> [Task statement] Wherever the word "Applied" appears in a line, copy that line.
— Begin Given records —
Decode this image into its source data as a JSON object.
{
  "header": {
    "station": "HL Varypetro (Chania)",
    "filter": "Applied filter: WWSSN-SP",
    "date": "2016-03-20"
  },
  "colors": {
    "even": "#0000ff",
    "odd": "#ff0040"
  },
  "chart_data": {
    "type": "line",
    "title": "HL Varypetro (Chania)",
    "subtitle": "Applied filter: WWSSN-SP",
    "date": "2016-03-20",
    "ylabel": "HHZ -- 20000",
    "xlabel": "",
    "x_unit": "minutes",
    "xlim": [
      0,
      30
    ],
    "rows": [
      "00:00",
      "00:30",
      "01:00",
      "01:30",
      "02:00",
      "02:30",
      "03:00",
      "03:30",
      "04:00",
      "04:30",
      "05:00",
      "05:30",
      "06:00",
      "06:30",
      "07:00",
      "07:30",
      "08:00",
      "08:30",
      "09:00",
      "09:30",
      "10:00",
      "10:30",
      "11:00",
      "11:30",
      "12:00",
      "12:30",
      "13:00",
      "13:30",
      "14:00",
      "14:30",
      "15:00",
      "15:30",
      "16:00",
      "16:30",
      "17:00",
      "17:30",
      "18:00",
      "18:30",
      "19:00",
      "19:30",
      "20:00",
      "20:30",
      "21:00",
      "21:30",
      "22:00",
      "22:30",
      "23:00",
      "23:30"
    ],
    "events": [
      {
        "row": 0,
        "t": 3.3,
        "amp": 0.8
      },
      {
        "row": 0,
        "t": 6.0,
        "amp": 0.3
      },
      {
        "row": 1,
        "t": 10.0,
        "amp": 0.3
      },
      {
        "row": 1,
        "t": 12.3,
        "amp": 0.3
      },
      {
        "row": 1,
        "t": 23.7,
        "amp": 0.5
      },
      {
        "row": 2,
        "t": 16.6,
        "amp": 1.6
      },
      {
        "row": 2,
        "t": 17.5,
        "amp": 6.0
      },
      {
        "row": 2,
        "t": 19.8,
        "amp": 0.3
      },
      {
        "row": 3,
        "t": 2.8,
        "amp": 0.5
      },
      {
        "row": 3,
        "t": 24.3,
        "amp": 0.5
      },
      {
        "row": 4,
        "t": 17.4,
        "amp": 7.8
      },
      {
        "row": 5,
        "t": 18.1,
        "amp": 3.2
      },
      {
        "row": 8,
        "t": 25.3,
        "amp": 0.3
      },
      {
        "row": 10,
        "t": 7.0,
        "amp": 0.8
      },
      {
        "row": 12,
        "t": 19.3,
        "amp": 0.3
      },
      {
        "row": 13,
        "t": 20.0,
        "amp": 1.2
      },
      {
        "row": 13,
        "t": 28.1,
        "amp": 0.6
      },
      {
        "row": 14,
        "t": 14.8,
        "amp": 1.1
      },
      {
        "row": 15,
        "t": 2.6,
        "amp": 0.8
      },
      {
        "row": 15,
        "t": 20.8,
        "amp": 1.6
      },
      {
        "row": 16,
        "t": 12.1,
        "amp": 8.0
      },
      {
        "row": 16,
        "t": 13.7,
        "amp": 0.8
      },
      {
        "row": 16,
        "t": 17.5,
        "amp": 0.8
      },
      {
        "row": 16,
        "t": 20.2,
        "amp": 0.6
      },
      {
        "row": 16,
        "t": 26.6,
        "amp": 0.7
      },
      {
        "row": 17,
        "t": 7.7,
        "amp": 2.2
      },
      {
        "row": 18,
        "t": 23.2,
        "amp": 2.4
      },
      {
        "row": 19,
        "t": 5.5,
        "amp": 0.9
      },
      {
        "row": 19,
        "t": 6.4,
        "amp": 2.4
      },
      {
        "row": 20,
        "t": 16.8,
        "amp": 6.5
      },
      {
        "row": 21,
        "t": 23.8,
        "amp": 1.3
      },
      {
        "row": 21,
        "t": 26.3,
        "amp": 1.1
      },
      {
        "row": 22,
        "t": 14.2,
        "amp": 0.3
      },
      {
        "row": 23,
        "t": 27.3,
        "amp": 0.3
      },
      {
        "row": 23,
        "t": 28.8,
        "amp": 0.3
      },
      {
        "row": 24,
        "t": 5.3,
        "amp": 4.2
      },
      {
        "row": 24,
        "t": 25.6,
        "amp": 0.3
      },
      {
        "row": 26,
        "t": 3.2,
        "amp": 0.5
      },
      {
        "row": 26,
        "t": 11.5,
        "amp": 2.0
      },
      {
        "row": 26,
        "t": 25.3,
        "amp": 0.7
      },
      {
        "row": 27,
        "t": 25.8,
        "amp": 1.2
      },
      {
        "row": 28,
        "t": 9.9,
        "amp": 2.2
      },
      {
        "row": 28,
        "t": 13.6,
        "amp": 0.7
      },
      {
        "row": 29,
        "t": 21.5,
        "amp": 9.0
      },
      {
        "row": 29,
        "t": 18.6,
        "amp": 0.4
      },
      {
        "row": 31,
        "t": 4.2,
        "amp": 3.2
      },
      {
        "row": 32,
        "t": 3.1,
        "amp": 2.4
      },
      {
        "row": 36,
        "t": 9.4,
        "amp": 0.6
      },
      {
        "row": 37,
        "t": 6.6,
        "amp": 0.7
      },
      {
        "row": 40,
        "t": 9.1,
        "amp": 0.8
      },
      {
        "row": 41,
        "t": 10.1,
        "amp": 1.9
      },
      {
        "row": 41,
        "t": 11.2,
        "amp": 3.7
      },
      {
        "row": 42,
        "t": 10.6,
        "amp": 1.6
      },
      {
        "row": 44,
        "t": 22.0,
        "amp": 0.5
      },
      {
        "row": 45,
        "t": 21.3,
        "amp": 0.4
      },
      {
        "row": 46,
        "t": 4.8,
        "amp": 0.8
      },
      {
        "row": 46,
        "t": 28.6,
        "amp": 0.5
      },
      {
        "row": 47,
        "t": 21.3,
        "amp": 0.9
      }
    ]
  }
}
— End Given records —
> [Completed task]
    "filter": "Applied filter: WWSSN-SP",
    "subtitle": "Applied filter: WWSSN-SP",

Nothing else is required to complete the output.